Can all of these lines be returned exactly?

------------------------

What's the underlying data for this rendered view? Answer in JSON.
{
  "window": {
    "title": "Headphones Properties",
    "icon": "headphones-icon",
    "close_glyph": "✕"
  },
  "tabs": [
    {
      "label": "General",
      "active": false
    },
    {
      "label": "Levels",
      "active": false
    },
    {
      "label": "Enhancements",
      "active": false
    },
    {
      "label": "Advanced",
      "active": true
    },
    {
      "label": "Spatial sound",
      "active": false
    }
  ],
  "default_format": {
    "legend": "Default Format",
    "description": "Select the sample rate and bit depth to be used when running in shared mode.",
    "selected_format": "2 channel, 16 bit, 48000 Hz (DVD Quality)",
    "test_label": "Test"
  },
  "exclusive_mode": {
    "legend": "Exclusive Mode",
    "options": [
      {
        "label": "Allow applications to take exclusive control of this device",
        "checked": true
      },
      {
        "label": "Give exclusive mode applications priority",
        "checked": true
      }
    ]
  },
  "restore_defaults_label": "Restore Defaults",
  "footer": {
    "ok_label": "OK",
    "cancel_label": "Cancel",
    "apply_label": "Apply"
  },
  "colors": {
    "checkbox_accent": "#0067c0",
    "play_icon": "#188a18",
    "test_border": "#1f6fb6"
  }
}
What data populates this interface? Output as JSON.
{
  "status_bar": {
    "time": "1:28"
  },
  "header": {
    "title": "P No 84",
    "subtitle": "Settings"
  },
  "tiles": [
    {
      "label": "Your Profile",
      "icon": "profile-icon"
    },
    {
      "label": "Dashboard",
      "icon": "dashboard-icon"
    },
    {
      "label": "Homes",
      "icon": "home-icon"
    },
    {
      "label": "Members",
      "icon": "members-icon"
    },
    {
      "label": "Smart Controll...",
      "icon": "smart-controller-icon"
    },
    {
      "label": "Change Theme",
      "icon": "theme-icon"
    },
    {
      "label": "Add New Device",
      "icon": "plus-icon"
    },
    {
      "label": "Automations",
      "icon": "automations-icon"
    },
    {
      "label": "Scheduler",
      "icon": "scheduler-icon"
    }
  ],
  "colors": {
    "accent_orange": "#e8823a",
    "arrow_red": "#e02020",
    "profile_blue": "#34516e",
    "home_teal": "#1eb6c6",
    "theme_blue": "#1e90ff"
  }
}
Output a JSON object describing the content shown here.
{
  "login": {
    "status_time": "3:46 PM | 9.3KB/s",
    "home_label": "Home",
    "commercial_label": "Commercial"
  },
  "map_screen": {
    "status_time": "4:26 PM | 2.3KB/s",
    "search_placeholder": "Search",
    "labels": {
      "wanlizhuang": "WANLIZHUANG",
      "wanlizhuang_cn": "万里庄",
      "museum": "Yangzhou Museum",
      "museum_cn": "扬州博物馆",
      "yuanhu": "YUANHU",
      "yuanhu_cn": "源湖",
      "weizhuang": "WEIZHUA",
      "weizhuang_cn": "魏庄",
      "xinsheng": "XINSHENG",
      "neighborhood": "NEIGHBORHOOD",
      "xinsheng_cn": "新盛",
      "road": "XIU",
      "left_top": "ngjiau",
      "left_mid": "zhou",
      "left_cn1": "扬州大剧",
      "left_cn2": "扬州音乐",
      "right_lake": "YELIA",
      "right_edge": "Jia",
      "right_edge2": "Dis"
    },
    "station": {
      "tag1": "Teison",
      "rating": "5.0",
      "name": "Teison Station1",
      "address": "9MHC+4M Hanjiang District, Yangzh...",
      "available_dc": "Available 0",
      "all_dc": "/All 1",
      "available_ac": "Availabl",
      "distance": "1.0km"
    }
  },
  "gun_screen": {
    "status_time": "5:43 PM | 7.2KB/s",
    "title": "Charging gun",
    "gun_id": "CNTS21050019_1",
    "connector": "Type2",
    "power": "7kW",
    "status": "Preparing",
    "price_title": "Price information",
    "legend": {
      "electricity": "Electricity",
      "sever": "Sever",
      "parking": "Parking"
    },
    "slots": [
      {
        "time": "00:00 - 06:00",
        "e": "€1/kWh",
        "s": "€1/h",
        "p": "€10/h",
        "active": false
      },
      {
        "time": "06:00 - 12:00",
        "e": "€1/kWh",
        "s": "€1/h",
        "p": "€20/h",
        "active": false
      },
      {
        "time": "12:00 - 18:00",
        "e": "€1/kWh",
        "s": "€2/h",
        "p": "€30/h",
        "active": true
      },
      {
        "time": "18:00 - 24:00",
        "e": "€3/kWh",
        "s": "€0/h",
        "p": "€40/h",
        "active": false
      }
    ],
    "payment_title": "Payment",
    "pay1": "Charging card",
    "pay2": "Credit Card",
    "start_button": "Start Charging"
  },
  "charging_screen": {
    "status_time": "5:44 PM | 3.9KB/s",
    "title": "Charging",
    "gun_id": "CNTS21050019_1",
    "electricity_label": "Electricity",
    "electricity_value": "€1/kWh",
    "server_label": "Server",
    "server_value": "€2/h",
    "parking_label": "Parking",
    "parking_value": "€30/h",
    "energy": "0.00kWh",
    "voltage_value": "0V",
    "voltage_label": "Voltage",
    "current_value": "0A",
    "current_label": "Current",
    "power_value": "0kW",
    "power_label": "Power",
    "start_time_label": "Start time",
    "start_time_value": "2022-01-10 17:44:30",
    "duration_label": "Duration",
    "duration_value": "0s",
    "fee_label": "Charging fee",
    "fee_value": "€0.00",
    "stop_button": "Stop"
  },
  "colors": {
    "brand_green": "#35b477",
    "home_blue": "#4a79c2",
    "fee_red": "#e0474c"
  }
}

------------------------

• WORKED ANSWER:
What's the underlying data for this rendered view? Answer in JSON.
{
  "window": {
    "title": "Headphones Properties",
    "icon": "headphones-icon",
    "close_glyph": "✕"
  },
  "tabs": [
    {
      "label": "General",
      "active": false
    },
    {
      "label": "Levels",
      "active": false
    },
    {
      "label": "Enhancements",
      "active": false
    },
    {
      "label": "Advanced",
      "active": true
    },
    {
      "label": "Spatial sound",
      "active": false
    }
  ],
  "default_format": {
    "legend": "Default Format",
    "description": "Select the sample rate and bit depth to be used when running in shared mode.",
    "selected_format": "2 channel, 16 bit, 48000 Hz (DVD Quality)",
    "test_label": "Test"
  },
  "exclusive_mode": {
    "legend": "Exclusive Mode",
    "options": [
      {
        "label": "Allow applications to take exclusive control of this device",
        "checked": true
      },
      {
        "label": "Give exclusive mode applications priority",
        "checked": true
      }
    ]
  },
  "restore_defaults_label": "Restore Defaults",
  "footer": {
    "ok_label": "OK",
    "cancel_label": "Cancel",
    "apply_label": "Apply"
  },
  "colors": {
    "checkbox_accent": "#0067c0",
    "play_icon": "#188a18",
    "test_border": "#1f6fb6"
  }
}
What data populates this interface? Output as JSON.
{
  "status_bar": {
    "time": "1:28"
  },
  "header": {
    "title": "P No 84",
    "subtitle": "Settings"
  },
  "tiles": [
    {
      "label": "Your Profile",
      "icon": "profile-icon"
    },
    {
      "label": "Dashboard",
      "icon": "dashboard-icon"
    },
    {
      "label": "Homes",
      "icon": "home-icon"
    },
    {
      "label": "Members",
      "icon": "members-icon"
    },
    {
      "label": "Smart Controll...",
      "icon": "smart-controller-icon"
    },
    {
      "label": "Change Theme",
      "icon": "theme-icon"
    },
    {
      "label": "Add New Device",
      "icon": "plus-icon"
    },
    {
      "label": "Automations",
      "icon": "automations-icon"
    },
    {
      "label": "Scheduler",
      "icon": "scheduler-icon"
    }
  ],
  "colors": {
    "accent_orange": "#e8823a",
    "arrow_red": "#e02020",
    "profile_blue": "#34516e",
    "home_teal": "#1eb6c6",
    "theme_blue": "#1e90ff"
  }
}
Output a JSON object describing the content shown here.
{
  "login": {
    "status_time": "3:46 PM | 9.3KB/s",
    "home_label": "Home",
    "commercial_label": "Commercial"
  },
  "map_screen": {
    "status_time": "4:26 PM | 2.3KB/s",
    "search_placeholder": "Search",
    "labels": {
      "wanlizhuang": "WANLIZHUANG",
      "wanlizhuang_cn": "万里庄",
      "museum": "Yangzhou Museum",
      "museum_cn": "扬州博物馆",
      "yuanhu": "YUANHU",
      "yuanhu_cn": "源湖",
      "weizhuang": "WEIZHUA",
      "weizhuang_cn": "魏庄",
      "xinsheng": "XINSHENG",
      "neighborhood": "NEIGHBORHOOD",
      "xinsheng_cn": "新盛",
      "road": "XIU",
      "left_top": "ngjiau",
      "left_mid": "zhou",
      "left_cn1": "扬州大剧",
      "left_cn2": "扬州音乐",
      "right_lake": "YELIA",
      "right_edge": "Jia",
      "right_edge2": "Dis"
    },
    "station": {
      "tag1": "Teison",
      "rating": "5.0",
      "name": "Teison Station1",
      "address": "9MHC+4M Hanjiang District, Yangzh...",
      "available_dc": "Available 0",
      "all_dc": "/All 1",
      "available_ac": "Availabl",
      "distance": "1.0km"
    }
  },
  "gun_screen": {
    "status_time": "5:43 PM | 7.2KB/s",
    "title": "Charging gun",
    "gun_id": "CNTS21050019_1",
    "connector": "Type2",
    "power": "7kW",
    "status": "Preparing",
    "price_title": "Price information",
    "legend": {
      "electricity": "Electricity",
      "sever": "Sever",
      "parking": "Parking"
    },
    "slots": [
      {
        "time": "00:00 - 06:00",
        "e": "€1/kWh",
        "s": "€1/h",
        "p": "€10/h",
        "active": false
      },
      {
        "time": "06:00 - 12:00",
        "e": "€1/kWh",
        "s": "€1/h",
        "p": "€20/h",
        "active": false
      },
      {
        "time": "12:00 - 18:00",
        "e": "€1/kWh",
        "s": "€2/h",
        "p": "€30/h",
        "active": true
      },
      {
        "time": "18:00 - 24:00",
        "e": "€3/kWh",
        "s": "€0/h",
        "p": "€40/h",
        "active": false
      }
    ],
    "payment_title": "Payment",
    "pay1": "Charging card",
    "pay2": "Credit Card",
    "start_button": "Start Charging"
  },
  "charging_screen": {
    "status_time": "5:44 PM | 3.9KB/s",
    "title": "Charging",
    "gun_id": "CNTS21050019_1",
    "electricity_label": "Electricity",
    "electricity_value": "€1/kWh",
    "server_label": "Server",
    "server_value": "€2/h",
    "parking_label": "Parking",
    "parking_value": "€30/h",
    "energy": "0.00kWh",
    "voltage_value": "0V",
    "voltage_label": "Voltage",
    "current_value": "0A",
    "current_label": "Current",
    "power_value": "0kW",
    "power_label": "Power",
    "start_time_label": "Start time",
    "start_time_value": "2022-01-10 17:44:30",
    "duration_label": "Duration",
    "duration_value": "0s",
    "fee_label": "Charging fee",
    "fee_value": "€0.00",
    "stop_button": "Stop"
  },
  "colors": {
    "brand_green": "#35b477",
    "home_blue": "#4a79c2",
    "fee_red": "#e0474c"
  }
}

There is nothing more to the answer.